### Description of the task
Make an exact copy of the records, with the pictures left out.

[Collected data]
——————

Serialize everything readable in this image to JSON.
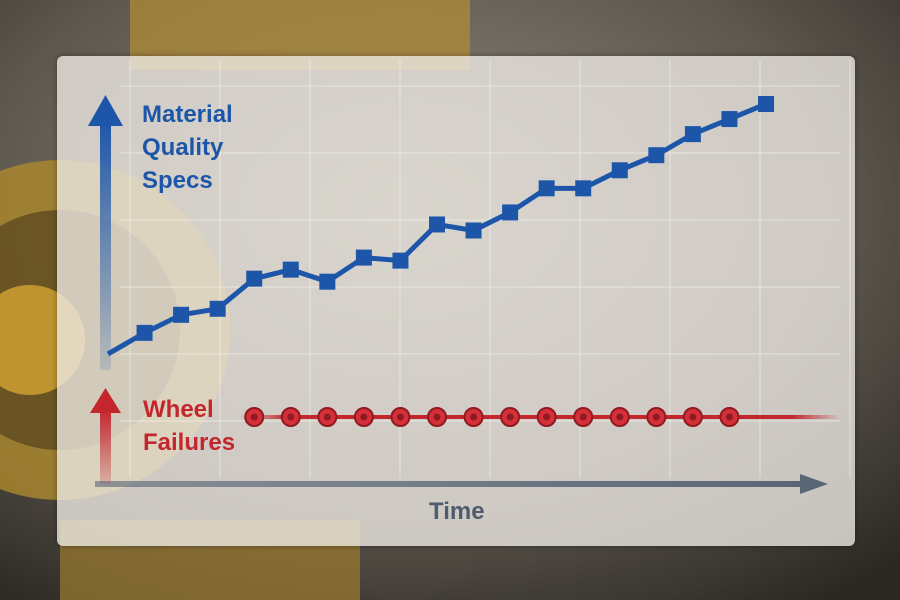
{
  "chart_data": {
    "type": "line",
    "title": "",
    "xlabel": "Time",
    "y_axes": {
      "upper": "Material Quality Specs",
      "lower": "Wheel Failures"
    },
    "labels": {
      "quality": [
        "Material",
        "Quality",
        "Specs"
      ],
      "failures": [
        "Wheel",
        "Failures"
      ]
    },
    "grid": true,
    "series": [
      {
        "name": "Material Quality Specs",
        "color": "#1d56a8",
        "marker": "square",
        "x": [
          0,
          1,
          2,
          3,
          4,
          5,
          6,
          7,
          8,
          9,
          10,
          11,
          12,
          13,
          14,
          15,
          16,
          17,
          18
        ],
        "y": [
          0.3,
          1.0,
          1.6,
          1.8,
          2.8,
          3.1,
          2.7,
          3.5,
          3.4,
          4.6,
          4.4,
          5.0,
          5.8,
          5.8,
          6.4,
          6.9,
          7.6,
          8.1,
          8.6
        ]
      },
      {
        "name": "Wheel Failures",
        "color": "#c4262e",
        "marker": "circle",
        "x": [
          4,
          5,
          6,
          7,
          8,
          9,
          10,
          11,
          12,
          13,
          14,
          15,
          16,
          17
        ],
        "y": [
          1,
          1,
          1,
          1,
          1,
          1,
          1,
          1,
          1,
          1,
          1,
          1,
          1,
          1
        ]
      }
    ]
  }
}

——————

### Output
Serialize everything readable in this image to JSON.
{
  "chart_data": {
    "type": "line",
    "title": "",
    "xlabel": "Time",
    "y_axes": {
      "upper": "Material Quality Specs",
      "lower": "Wheel Failures"
    },
    "labels": {
      "quality": [
        "Material",
        "Quality",
        "Specs"
      ],
      "failures": [
        "Wheel",
        "Failures"
      ]
    },
    "grid": true,
    "series": [
      {
        "name": "Material Quality Specs",
        "color": "#1d56a8",
        "marker": "square",
        "x": [
          0,
          1,
          2,
          3,
          4,
          5,
          6,
          7,
          8,
          9,
          10,
          11,
          12,
          13,
          14,
          15,
          16,
          17,
          18
        ],
        "y": [
          0.3,
          1.0,
          1.6,
          1.8,
          2.8,
          3.1,
          2.7,
          3.5,
          3.4,
          4.6,
          4.4,
          5.0,
          5.8,
          5.8,
          6.4,
          6.9,
          7.6,
          8.1,
          8.6
        ]
      },
      {
        "name": "Wheel Failures",
        "color": "#c4262e",
        "marker": "circle",
        "x": [
          4,
          5,
          6,
          7,
          8,
          9,
          10,
          11,
          12,
          13,
          14,
          15,
          16,
          17
        ],
        "y": [
          1,
          1,
          1,
          1,
          1,
          1,
          1,
          1,
          1,
          1,
          1,
          1,
          1,
          1
        ]
      }
    ]
  }
}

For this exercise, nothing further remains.